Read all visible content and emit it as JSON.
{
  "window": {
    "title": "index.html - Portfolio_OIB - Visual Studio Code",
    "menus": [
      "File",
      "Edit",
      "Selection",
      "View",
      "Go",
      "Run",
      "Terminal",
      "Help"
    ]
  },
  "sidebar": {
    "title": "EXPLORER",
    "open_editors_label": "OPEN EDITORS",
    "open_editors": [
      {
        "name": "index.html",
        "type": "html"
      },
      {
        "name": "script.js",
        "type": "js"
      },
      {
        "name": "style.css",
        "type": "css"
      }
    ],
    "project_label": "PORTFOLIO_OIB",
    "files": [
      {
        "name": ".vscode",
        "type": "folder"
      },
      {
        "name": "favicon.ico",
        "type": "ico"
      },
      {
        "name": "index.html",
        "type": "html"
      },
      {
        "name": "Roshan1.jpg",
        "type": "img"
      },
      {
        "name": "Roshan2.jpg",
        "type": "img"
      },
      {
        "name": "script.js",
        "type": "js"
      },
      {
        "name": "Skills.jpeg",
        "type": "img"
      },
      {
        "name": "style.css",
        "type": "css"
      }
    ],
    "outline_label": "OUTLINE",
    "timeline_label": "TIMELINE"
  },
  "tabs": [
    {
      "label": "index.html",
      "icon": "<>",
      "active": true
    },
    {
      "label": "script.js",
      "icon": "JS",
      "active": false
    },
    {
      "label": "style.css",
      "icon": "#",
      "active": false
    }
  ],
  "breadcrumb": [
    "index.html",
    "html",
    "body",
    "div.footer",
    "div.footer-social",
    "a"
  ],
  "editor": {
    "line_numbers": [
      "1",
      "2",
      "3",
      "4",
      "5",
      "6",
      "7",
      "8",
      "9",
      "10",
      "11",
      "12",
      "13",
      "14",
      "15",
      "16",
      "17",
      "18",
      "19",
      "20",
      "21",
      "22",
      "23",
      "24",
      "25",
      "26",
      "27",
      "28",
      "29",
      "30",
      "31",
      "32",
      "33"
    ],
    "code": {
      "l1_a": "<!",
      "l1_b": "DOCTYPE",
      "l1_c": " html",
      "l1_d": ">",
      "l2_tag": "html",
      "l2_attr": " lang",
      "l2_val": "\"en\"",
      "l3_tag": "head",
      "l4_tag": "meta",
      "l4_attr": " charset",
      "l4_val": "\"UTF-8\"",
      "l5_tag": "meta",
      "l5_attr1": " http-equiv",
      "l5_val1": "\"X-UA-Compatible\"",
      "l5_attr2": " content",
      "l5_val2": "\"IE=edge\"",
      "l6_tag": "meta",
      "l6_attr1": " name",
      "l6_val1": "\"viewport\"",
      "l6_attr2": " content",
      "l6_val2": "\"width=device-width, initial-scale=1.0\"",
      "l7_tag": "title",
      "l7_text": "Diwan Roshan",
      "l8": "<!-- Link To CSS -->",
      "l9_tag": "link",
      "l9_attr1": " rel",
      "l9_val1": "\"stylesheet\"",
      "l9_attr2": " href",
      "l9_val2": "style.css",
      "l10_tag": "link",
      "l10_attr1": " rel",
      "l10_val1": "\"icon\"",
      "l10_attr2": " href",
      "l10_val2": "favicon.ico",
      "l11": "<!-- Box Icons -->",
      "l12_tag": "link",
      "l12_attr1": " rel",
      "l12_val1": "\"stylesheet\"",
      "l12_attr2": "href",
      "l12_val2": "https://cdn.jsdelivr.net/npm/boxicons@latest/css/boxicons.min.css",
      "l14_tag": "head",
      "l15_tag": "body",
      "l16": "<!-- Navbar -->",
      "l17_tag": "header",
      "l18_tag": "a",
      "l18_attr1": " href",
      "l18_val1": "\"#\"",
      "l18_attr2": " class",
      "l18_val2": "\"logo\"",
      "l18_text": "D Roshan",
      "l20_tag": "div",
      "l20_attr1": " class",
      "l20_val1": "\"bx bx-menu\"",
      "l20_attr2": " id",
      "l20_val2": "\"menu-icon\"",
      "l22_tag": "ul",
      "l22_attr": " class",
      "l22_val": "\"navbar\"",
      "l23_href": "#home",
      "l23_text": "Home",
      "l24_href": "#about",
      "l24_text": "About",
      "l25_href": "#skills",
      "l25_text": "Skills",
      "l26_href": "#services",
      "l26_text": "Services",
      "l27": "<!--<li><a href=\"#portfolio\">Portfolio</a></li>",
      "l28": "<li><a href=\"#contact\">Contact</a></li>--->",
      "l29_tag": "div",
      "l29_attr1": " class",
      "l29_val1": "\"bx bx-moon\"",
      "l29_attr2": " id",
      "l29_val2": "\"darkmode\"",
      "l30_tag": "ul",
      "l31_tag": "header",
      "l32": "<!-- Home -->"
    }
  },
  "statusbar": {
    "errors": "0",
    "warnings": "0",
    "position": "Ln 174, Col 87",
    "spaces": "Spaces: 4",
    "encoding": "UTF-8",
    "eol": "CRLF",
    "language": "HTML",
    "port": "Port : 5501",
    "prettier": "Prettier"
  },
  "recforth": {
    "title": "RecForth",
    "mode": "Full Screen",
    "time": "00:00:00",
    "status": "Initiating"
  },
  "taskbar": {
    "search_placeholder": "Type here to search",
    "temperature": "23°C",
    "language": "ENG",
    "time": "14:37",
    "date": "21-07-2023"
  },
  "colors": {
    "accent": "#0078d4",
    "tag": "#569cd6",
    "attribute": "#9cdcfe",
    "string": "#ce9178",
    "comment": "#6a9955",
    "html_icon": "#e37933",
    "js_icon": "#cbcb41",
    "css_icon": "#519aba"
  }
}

# # # # #

__Task description__
Your task is to repeat the data exactly; please include every line.

__Solution below__
Read all visible content and emit it as JSON.
{
  "window": {
    "title": "index.html - Portfolio_OIB - Visual Studio Code",
    "menus": [
      "File",
      "Edit",
      "Selection",
      "View",
      "Go",
      "Run",
      "Terminal",
      "Help"
    ]
  },
  "sidebar": {
    "title": "EXPLORER",
    "open_editors_label": "OPEN EDITORS",
    "open_editors": [
      {
        "name": "index.html",
        "type": "html"
      },
      {
        "name": "script.js",
        "type": "js"
      },
      {
        "name": "style.css",
        "type": "css"
      }
    ],
    "project_label": "PORTFOLIO_OIB",
    "files": [
      {
        "name": ".vscode",
        "type": "folder"
      },
      {
        "name": "favicon.ico",
        "type": "ico"
      },
      {
        "name": "index.html",
        "type": "html"
      },
      {
        "name": "Roshan1.jpg",
        "type": "img"
      },
      {
        "name": "Roshan2.jpg",
        "type": "img"
      },
      {
        "name": "script.js",
        "type": "js"
      },
      {
        "name": "Skills.jpeg",
        "type": "img"
      },
      {
        "name": "style.css",
        "type": "css"
      }
    ],
    "outline_label": "OUTLINE",
    "timeline_label": "TIMELINE"
  },
  "tabs": [
    {
      "label": "index.html",
      "icon": "<>",
      "active": true
    },
    {
      "label": "script.js",
      "icon": "JS",
      "active": false
    },
    {
      "label": "style.css",
      "icon": "#",
      "active": false
    }
  ],
  "breadcrumb": [
    "index.html",
    "html",
    "body",
    "div.footer",
    "div.footer-social",
    "a"
  ],
  "editor": {
    "line_numbers": [
      "1",
      "2",
      "3",
      "4",
      "5",
      "6",
      "7",
      "8",
      "9",
      "10",
      "11",
      "12",
      "13",
      "14",
      "15",
      "16",
      "17",
      "18",
      "19",
      "20",
      "21",
      "22",
      "23",
      "24",
      "25",
      "26",
      "27",
      "28",
      "29",
      "30",
      "31",
      "32",
      "33"
    ],
    "code": {
      "l1_a": "<!",
      "l1_b": "DOCTYPE",
      "l1_c": " html",
      "l1_d": ">",
      "l2_tag": "html",
      "l2_attr": " lang",
      "l2_val": "\"en\"",
      "l3_tag": "head",
      "l4_tag": "meta",
      "l4_attr": " charset",
      "l4_val": "\"UTF-8\"",
      "l5_tag": "meta",
      "l5_attr1": " http-equiv",
      "l5_val1": "\"X-UA-Compatible\"",
      "l5_attr2": " content",
      "l5_val2": "\"IE=edge\"",
      "l6_tag": "meta",
      "l6_attr1": " name",
      "l6_val1": "\"viewport\"",
      "l6_attr2": " content",
      "l6_val2": "\"width=device-width, initial-scale=1.0\"",
      "l7_tag": "title",
      "l7_text": "Diwan Roshan",
      "l8": "<!-- Link To CSS -->",
      "l9_tag": "link",
      "l9_attr1": " rel",
      "l9_val1": "\"stylesheet\"",
      "l9_attr2": " href",
      "l9_val2": "style.css",
      "l10_tag": "link",
      "l10_attr1": " rel",
      "l10_val1": "\"icon\"",
      "l10_attr2": " href",
      "l10_val2": "favicon.ico",
      "l11": "<!-- Box Icons -->",
      "l12_tag": "link",
      "l12_attr1": " rel",
      "l12_val1": "\"stylesheet\"",
      "l12_attr2": "href",
      "l12_val2": "https://cdn.jsdelivr.net/npm/boxicons@latest/css/boxicons.min.css",
      "l14_tag": "head",
      "l15_tag": "body",
      "l16": "<!-- Navbar -->",
      "l17_tag": "header",
      "l18_tag": "a",
      "l18_attr1": " href",
      "l18_val1": "\"#\"",
      "l18_attr2": " class",
      "l18_val2": "\"logo\"",
      "l18_text": "D Roshan",
      "l20_tag": "div",
      "l20_attr1": " class",
      "l20_val1": "\"bx bx-menu\"",
      "l20_attr2": " id",
      "l20_val2": "\"menu-icon\"",
      "l22_tag": "ul",
      "l22_attr": " class",
      "l22_val": "\"navbar\"",
      "l23_href": "#home",
      "l23_text": "Home",
      "l24_href": "#about",
      "l24_text": "About",
      "l25_href": "#skills",
      "l25_text": "Skills",
      "l26_href": "#services",
      "l26_text": "Services",
      "l27": "<!--<li><a href=\"#portfolio\">Portfolio</a></li>",
      "l28": "<li><a href=\"#contact\">Contact</a></li>--->",
      "l29_tag": "div",
      "l29_attr1": " class",
      "l29_val1": "\"bx bx-moon\"",
      "l29_attr2": " id",
      "l29_val2": "\"darkmode\"",
      "l30_tag": "ul",
      "l31_tag": "header",
      "l32": "<!-- Home -->"
    }
  },
  "statusbar": {
    "errors": "0",
    "warnings": "0",
    "position": "Ln 174, Col 87",
    "spaces": "Spaces: 4",
    "encoding": "UTF-8",
    "eol": "CRLF",
    "language": "HTML",
    "port": "Port : 5501",
    "prettier": "Prettier"
  },
  "recforth": {
    "title": "RecForth",
    "mode": "Full Screen",
    "time": "00:00:00",
    "status": "Initiating"
  },
  "taskbar": {
    "search_placeholder": "Type here to search",
    "temperature": "23°C",
    "language": "ENG",
    "time": "14:37",
    "date": "21-07-2023"
  },
  "colors": {
    "accent": "#0078d4",
    "tag": "#569cd6",
    "attribute": "#9cdcfe",
    "string": "#ce9178",
    "comment": "#6a9955",
    "html_icon": "#e37933",
    "js_icon": "#cbcb41",
    "css_icon": "#519aba"
  }
}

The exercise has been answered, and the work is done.